= WHAT YOU HAVE TO DO =
What lines of the data hold the string "rest"? Pull each one out.

= EXERCISE MATERIALS =
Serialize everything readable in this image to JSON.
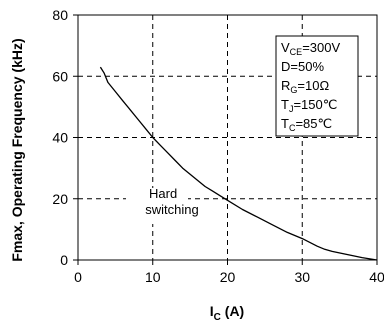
{
  "chart_data": {
    "type": "line",
    "xlabel": {
      "main": "I",
      "sub": "C",
      "suffix": " (A)"
    },
    "ylabel": "Fmax, Operating Frequency (kHz)",
    "xlim": [
      0,
      40
    ],
    "ylim": [
      0,
      80
    ],
    "xticks": [
      "0",
      "10",
      "20",
      "30",
      "40"
    ],
    "yticks": [
      "0",
      "20",
      "40",
      "60",
      "80"
    ],
    "grid": true,
    "grid_style": "dashed",
    "series": [
      {
        "color": "#000000",
        "x": [
          3.0,
          3.5,
          4.0,
          5.0,
          6.0,
          7.0,
          8.0,
          9.0,
          10.0,
          11.0,
          12.0,
          13.0,
          14.0,
          15.0,
          16.0,
          17.0,
          18.0,
          19.0,
          20.0,
          22.0,
          24.0,
          26.0,
          28.0,
          30.0,
          32.0,
          33.0,
          34.0,
          36.0,
          38.0,
          40.0
        ],
        "y": [
          63.0,
          61.0,
          58.0,
          55.0,
          52.0,
          49.0,
          46.0,
          43.0,
          40.0,
          37.5,
          35.0,
          32.5,
          30.0,
          28.0,
          26.0,
          24.0,
          22.5,
          21.0,
          19.5,
          16.5,
          14.0,
          11.5,
          9.0,
          7.0,
          4.5,
          3.5,
          2.8,
          1.8,
          0.8,
          0.0
        ]
      }
    ],
    "annotations": [
      {
        "id": "hard",
        "text": "Hard",
        "x": 9.5,
        "y": 20.2
      },
      {
        "id": "switching",
        "text": "switching",
        "x": 9.0,
        "y": 15.0
      }
    ],
    "conditions_box": {
      "lines": [
        {
          "main": "V",
          "sub": "CE",
          "rest": "=300V"
        },
        {
          "main": "D=50%",
          "sub": "",
          "rest": ""
        },
        {
          "main": "R",
          "sub": "G",
          "rest": "=10Ω"
        },
        {
          "main": "T",
          "sub": "J",
          "rest": "=150℃"
        },
        {
          "main": "T",
          "sub": "C",
          "rest": "=85℃"
        }
      ]
    }
  }
}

= SOLUTION TO THE PROBLEM =
          "rest": "=300V"
          "rest": ""
          "rest": "=10Ω"
          "rest": "=150℃"
          "rest": "=85℃"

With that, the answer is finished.